### WRITTEN TASK:
Each record below should be output verbatim, without pictures.

***** EXTRACTED RECORDS

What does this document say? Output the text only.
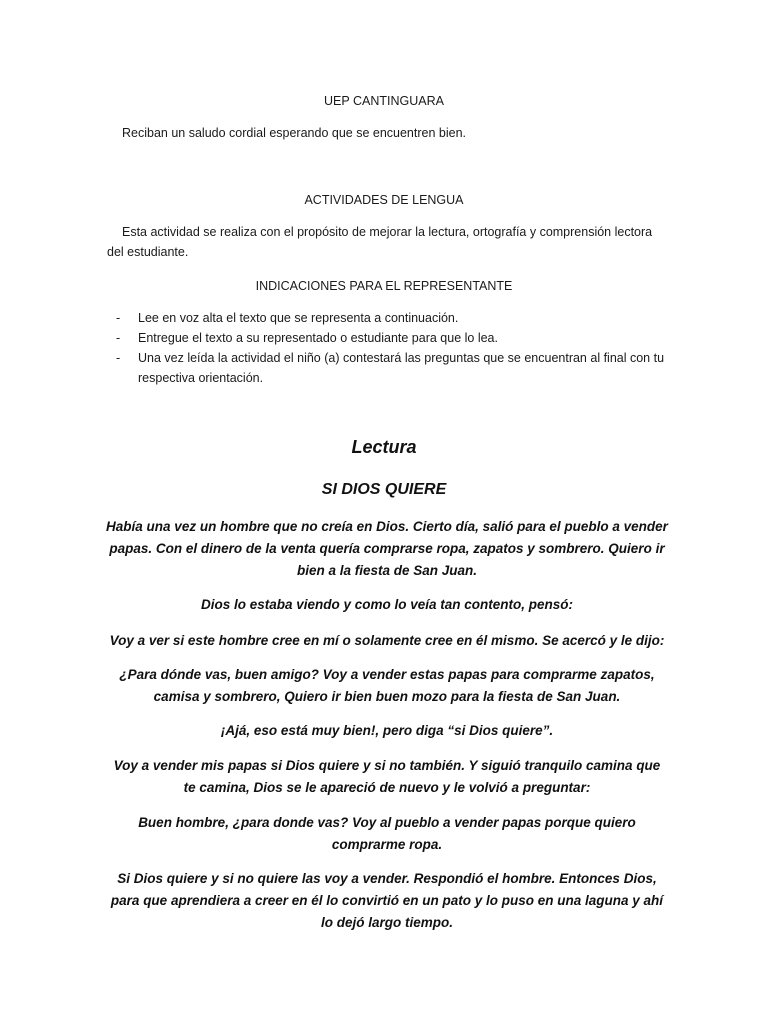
UEP CANTINGUARA

Reciban un saludo cordial esperando que se encuentren bien.

ACTIVIDADES DE LENGUA

Esta actividad se realiza con el propósito de mejorar la lectura, ortografía y comprensión lectora del estudiante.

INDICACIONES PARA EL REPRESENTANTE

- Lee en voz alta el texto que se representa a continuación.
- Entregue el texto a su representado o estudiante para que lo lea.
- Una vez leída la actividad el niño (a) contestará las preguntas que se encuentran al final con tu respectiva orientación.

Lectura

SI DIOS QUIERE

Había una vez un hombre que no creía en Dios. Cierto día, salió para el pueblo a vender papas. Con el dinero de la venta quería comprarse ropa, zapatos y sombrero. Quiero ir bien a la fiesta de San Juan.

Dios lo estaba viendo y como lo veía tan contento, pensó:

Voy a ver si este hombre cree en mí o solamente cree en él mismo. Se acercó y le dijo:

¿Para dónde vas, buen amigo? Voy a vender estas papas para comprarme zapatos, camisa y sombrero, Quiero ir bien buen mozo para la fiesta de San Juan.

¡Ajá, eso está muy bien!, pero diga “si Dios quiere”.

Voy a vender mis papas si Dios quiere y si no también. Y siguió tranquilo camina que te camina, Dios se le apareció de nuevo y le volvió a preguntar:

Buen hombre, ¿para donde vas? Voy al pueblo a vender papas porque quiero comprarme ropa.

Si Dios quiere y si no quiere las voy a vender. Respondió el hombre. Entonces Dios, para que aprendiera a creer en él lo convirtió en un pato y lo puso en una laguna y ahí lo dejó largo tiempo.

**********

### OUTPUT FOR THIS TASK:
What does this document say? Output the text only.
UEP CANTINGUARA

Reciban un saludo cordial esperando que se encuentren bien.

ACTIVIDADES DE LENGUA

Esta actividad se realiza con el propósito de mejorar la lectura, ortografía y comprensión lectora del estudiante.

INDICACIONES PARA EL REPRESENTANTE

- Lee en voz alta el texto que se representa a continuación.
- Entregue el texto a su representado o estudiante para que lo lea.
- Una vez leída la actividad el niño (a) contestará las preguntas que se encuentran al final con tu respectiva orientación.

Lectura

SI DIOS QUIERE

Había una vez un hombre que no creía en Dios. Cierto día, salió para el pueblo a vender papas. Con el dinero de la venta quería comprarse ropa, zapatos y sombrero. Quiero ir bien a la fiesta de San Juan.

Dios lo estaba viendo y como lo veía tan contento, pensó:

Voy a ver si este hombre cree en mí o solamente cree en él mismo. Se acercó y le dijo:

¿Para dónde vas, buen amigo? Voy a vender estas papas para comprarme zapatos, camisa y sombrero, Quiero ir bien buen mozo para la fiesta de San Juan.

¡Ajá, eso está muy bien!, pero diga “si Dios quiere”.

Voy a vender mis papas si Dios quiere y si no también. Y siguió tranquilo camina que te camina, Dios se le apareció de nuevo y le volvió a preguntar:

Buen hombre, ¿para donde vas? Voy al pueblo a vender papas porque quiero comprarme ropa.

Si Dios quiere y si no quiere las voy a vender. Respondió el hombre. Entonces Dios, para que aprendiera a creer en él lo convirtió en un pato y lo puso en una laguna y ahí lo dejó largo tiempo.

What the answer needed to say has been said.